— BEGIN Data provided —
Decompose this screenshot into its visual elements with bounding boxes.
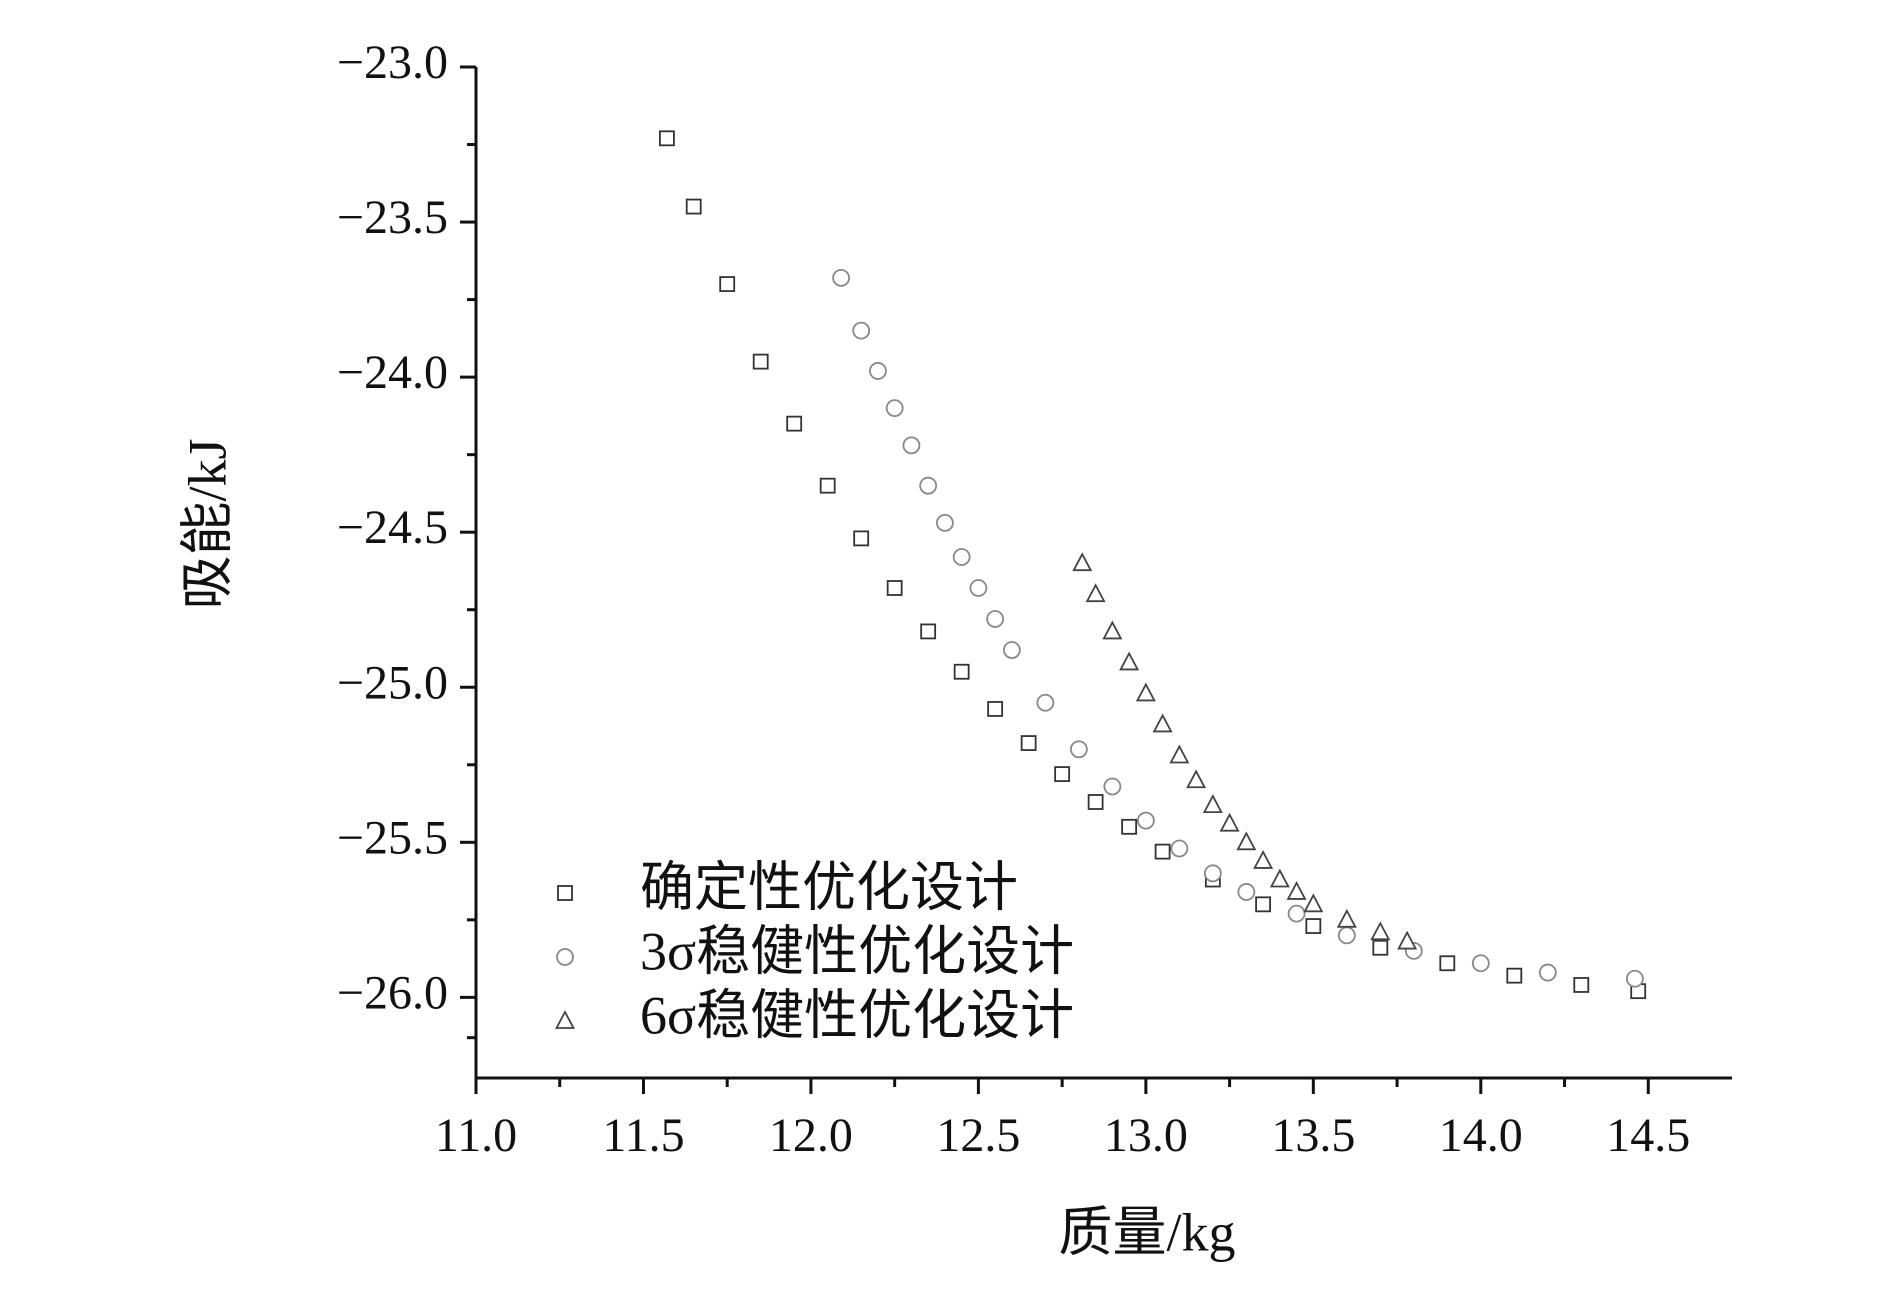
- y-tick-label: −25.5: [337, 811, 448, 864]
- x-tick-label: 11.0: [435, 1109, 517, 1162]
- square-marker: [1372, 939, 1389, 956]
- triangle-marker: [1336, 908, 1357, 928]
- triangle-marker: [1085, 583, 1106, 603]
- legend-label: 确定性优化设计: [640, 857, 1018, 917]
- y-tick-label: −24.0: [337, 346, 448, 399]
- square-marker: [920, 623, 937, 640]
- square-marker: [953, 663, 970, 680]
- circle-marker: [832, 268, 850, 287]
- circle-marker: [919, 476, 938, 495]
- triangle-marker: [1186, 769, 1207, 789]
- triangle-marker: [1253, 849, 1274, 869]
- circle-marker: [1625, 969, 1644, 988]
- triangle-marker: [555, 1010, 575, 1029]
- square-marker: [886, 580, 903, 596]
- y-tick-label: −25.0: [337, 656, 448, 709]
- triangle-marker: [1135, 682, 1156, 702]
- square-marker: [1054, 766, 1071, 782]
- triangle-marker: [1370, 921, 1391, 941]
- circle-marker: [986, 610, 1005, 628]
- circle-marker: [936, 513, 954, 532]
- square-marker: [1121, 818, 1138, 835]
- square-marker: [1255, 896, 1271, 913]
- square-marker: [1087, 794, 1104, 810]
- circle-marker: [1136, 811, 1155, 830]
- triangle-marker: [1219, 812, 1240, 832]
- triangle-marker: [1072, 552, 1093, 572]
- square-marker: [1573, 977, 1590, 993]
- circle-marker: [1103, 777, 1122, 796]
- legend-label: 3σ稳健性优化设计: [640, 921, 1074, 981]
- triangle-marker: [1152, 713, 1173, 733]
- y-tick-label: −23.0: [337, 36, 448, 89]
- circle-marker: [1002, 641, 1021, 659]
- circle-marker: [1538, 963, 1557, 982]
- circle-marker: [1036, 693, 1055, 712]
- x-tick-label: 14.5: [1606, 1109, 1690, 1162]
- triangle-marker: [1169, 744, 1190, 764]
- triangle-marker: [1303, 893, 1324, 913]
- square-marker: [786, 415, 803, 432]
- circle-marker: [869, 362, 887, 380]
- circle-marker: [952, 548, 971, 566]
- y-tick-label: −24.5: [337, 501, 448, 554]
- square-marker: [853, 530, 870, 547]
- triangle-marker: [1102, 620, 1123, 640]
- square-marker: [819, 477, 836, 494]
- y-tick-label: −23.5: [337, 191, 448, 244]
- x-tick-label: 13.5: [1271, 1109, 1355, 1162]
- legend-label: 6σ稳健性优化设计: [640, 985, 1074, 1045]
- x-axis-title: 质量/kg: [1058, 1202, 1235, 1262]
- circle-marker: [1471, 954, 1490, 973]
- circle-marker: [852, 321, 871, 340]
- square-marker: [1020, 735, 1037, 751]
- circle-marker: [1069, 740, 1088, 759]
- x-tick-label: 12.5: [936, 1109, 1020, 1162]
- square-marker: [1506, 967, 1523, 984]
- square-marker: [557, 885, 573, 901]
- x-tick-label: 12.0: [769, 1109, 853, 1162]
- circle-marker: [1170, 839, 1189, 858]
- triangle-marker: [1202, 794, 1223, 813]
- x-tick-label: 11.5: [602, 1109, 684, 1162]
- square-marker: [659, 130, 675, 147]
- circle-marker: [1337, 926, 1356, 945]
- circle-marker: [1203, 864, 1222, 883]
- triangle-marker: [1119, 651, 1140, 671]
- circle-marker: [885, 399, 904, 418]
- square-marker: [752, 353, 769, 370]
- square-marker: [1154, 843, 1171, 860]
- square-marker: [1439, 955, 1456, 972]
- circle-marker: [1237, 883, 1256, 901]
- circle-marker: [902, 436, 921, 455]
- y-tick-label: −26.0: [337, 966, 448, 1019]
- triangle-marker: [1236, 831, 1257, 851]
- square-marker: [987, 701, 1004, 717]
- triangle-marker: [1269, 868, 1290, 888]
- circle-marker: [1287, 904, 1306, 923]
- circle-marker: [556, 948, 574, 966]
- square-marker: [1305, 918, 1322, 934]
- circle-marker: [969, 579, 988, 597]
- triangle-marker: [1397, 930, 1418, 950]
- x-tick-label: 14.0: [1439, 1109, 1523, 1162]
- square-marker: [685, 198, 702, 215]
- x-tick-label: 13.0: [1104, 1109, 1188, 1162]
- square-marker: [719, 276, 736, 292]
- triangle-marker: [1286, 881, 1307, 900]
- y-axis-title: 吸能/kJ: [177, 438, 237, 609]
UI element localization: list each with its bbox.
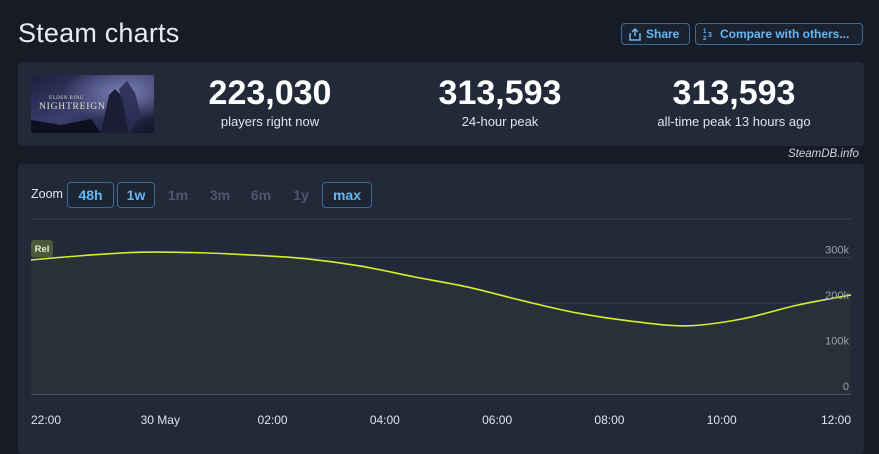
game-logo-main: NIGHTREIGN: [39, 102, 106, 112]
y-tick-label: 300k: [825, 245, 849, 257]
share-label: Share: [646, 27, 680, 41]
zoom-3m-button[interactable]: 3m: [209, 187, 231, 203]
stat-all-time-peak: 313,593 all-time peak 13 hours ago: [631, 74, 837, 129]
player-count-chart[interactable]: 0 100k 200k 300k 22:00 30 May 02:00 04:00 06:00 0…: [18, 164, 864, 454]
share-button[interactable]: Share: [621, 23, 690, 45]
x-tick-label: 06:00: [482, 413, 512, 427]
y-tick-label: 100k: [825, 336, 849, 348]
series-line: [30, 251, 852, 327]
zoom-1y-button[interactable]: 1y: [293, 187, 309, 203]
zoom-1m-button[interactable]: 1m: [167, 187, 189, 203]
series-area: [31, 251, 851, 394]
x-tick-label: 08:00: [594, 413, 624, 427]
svg-text:2: 2: [703, 36, 707, 41]
steamdb-credit[interactable]: SteamDB.info: [788, 148, 859, 160]
page-title: Steam charts: [18, 18, 180, 48]
svg-text:1: 1: [703, 29, 707, 35]
stat-label: all-time peak 13 hours ago: [657, 114, 811, 129]
rel-badge: [31, 240, 53, 257]
x-tick-label: 22:00: [31, 413, 61, 427]
x-tick-label: 04:00: [370, 413, 400, 427]
stat-players-now: 223,030 players right now: [190, 74, 350, 129]
stat-value: 223,030: [208, 74, 332, 112]
rel-badge-label: Rel: [35, 244, 50, 255]
compare-icon: 1 2 3: [703, 27, 715, 41]
zoom-48h-button[interactable]: 48h: [67, 182, 114, 208]
game-logo-small: ELDEN RING: [49, 96, 84, 101]
x-tick-label: 02:00: [258, 413, 288, 427]
summary-panel: ELDEN RING NIGHTREIGN 223,030 players ri…: [18, 62, 864, 146]
zoom-1w-button[interactable]: 1w: [117, 182, 155, 208]
zoom-max-button[interactable]: max: [322, 182, 372, 208]
x-tick-label: 12:00: [821, 413, 851, 427]
svg-text:3: 3: [708, 32, 712, 39]
share-icon: [629, 27, 641, 41]
stat-24h-peak: 313,593 24-hour peak: [420, 74, 580, 129]
stat-label: 24-hour peak: [461, 114, 539, 129]
y-tick-label: 0: [843, 381, 849, 393]
chart-card: Zoom 48h 1w 1m 3m 6m 1y max 0 100k 200k 300…: [18, 164, 864, 454]
compare-label: Compare with others...: [720, 27, 850, 41]
stat-value: 313,593: [672, 74, 796, 112]
y-tick-label: 200k: [825, 290, 849, 302]
x-tick-label: 10:00: [707, 413, 737, 427]
stat-value: 313,593: [438, 74, 562, 112]
x-tick-label: 30 May: [141, 413, 180, 427]
zoom-6m-button[interactable]: 6m: [250, 187, 272, 203]
game-thumbnail[interactable]: ELDEN RING NIGHTREIGN: [31, 75, 154, 133]
zoom-label: Zoom: [31, 187, 63, 201]
compare-button[interactable]: 1 2 3 Compare with others...: [695, 23, 863, 45]
stat-label: players right now: [220, 114, 320, 129]
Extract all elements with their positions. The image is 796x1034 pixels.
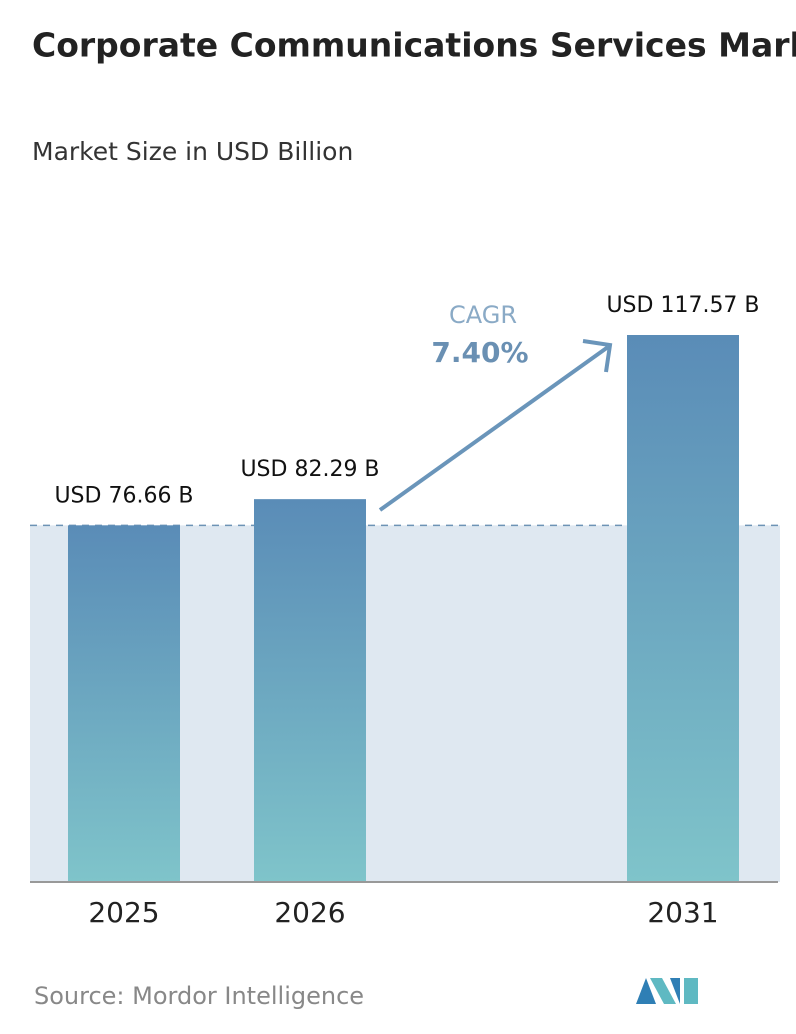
- value-label: USD 82.29 B: [240, 457, 379, 482]
- bar: [254, 499, 366, 882]
- x-tick-label: 2031: [647, 896, 718, 929]
- x-tick-label: 2025: [88, 896, 159, 929]
- cagr-value: 7.40%: [431, 336, 528, 369]
- value-label: USD 76.66 B: [54, 483, 193, 508]
- value-label: USD 117.57 B: [606, 293, 759, 318]
- bar: [68, 525, 180, 882]
- cagr-arrowhead: [582, 339, 613, 373]
- bar: [627, 335, 739, 882]
- source: Source: Mordor Intelligence: [34, 982, 364, 1010]
- chart-title: Corporate Communications Services Market: [32, 26, 796, 65]
- cagr-arrow: [378, 345, 610, 512]
- cagr-label: CAGR: [449, 301, 517, 329]
- x-tick-label: 2026: [274, 896, 345, 929]
- logo: [636, 978, 698, 1004]
- chart-subtitle: Market Size in USD Billion: [32, 137, 353, 166]
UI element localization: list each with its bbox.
— END Data provided —
| Given task |
Write out the lines of the material as a numbered list, from the line with "- y-tick-label: −25.5: [337, 811, 448, 864]" to the line with "- circle-marker: [1625, 969, 1644, 988]", including both and omitting any blank lines.

| Response below |
1. - y-tick-label: −25.5: [337, 811, 448, 864]
2. - x-tick-label: 11.0: [435, 1109, 517, 1162]
3. - square-marker: [1372, 939, 1389, 956]
4. - triangle-marker: [1336, 908, 1357, 928]
5. - triangle-marker: [1085, 583, 1106, 603]
6. - legend-label: 确定性优化设计: [640, 857, 1018, 917]
7. - y-tick-label: −24.0: [337, 346, 448, 399]
8. - square-marker: [920, 623, 937, 640]
9. - square-marker: [953, 663, 970, 680]
10. - circle-marker: [832, 268, 850, 287]
11. - circle-marker: [919, 476, 938, 495]
12. - triangle-marker: [1186, 769, 1207, 789]
13. - triangle-marker: [1253, 849, 1274, 869]
14. - circle-marker: [1625, 969, 1644, 988]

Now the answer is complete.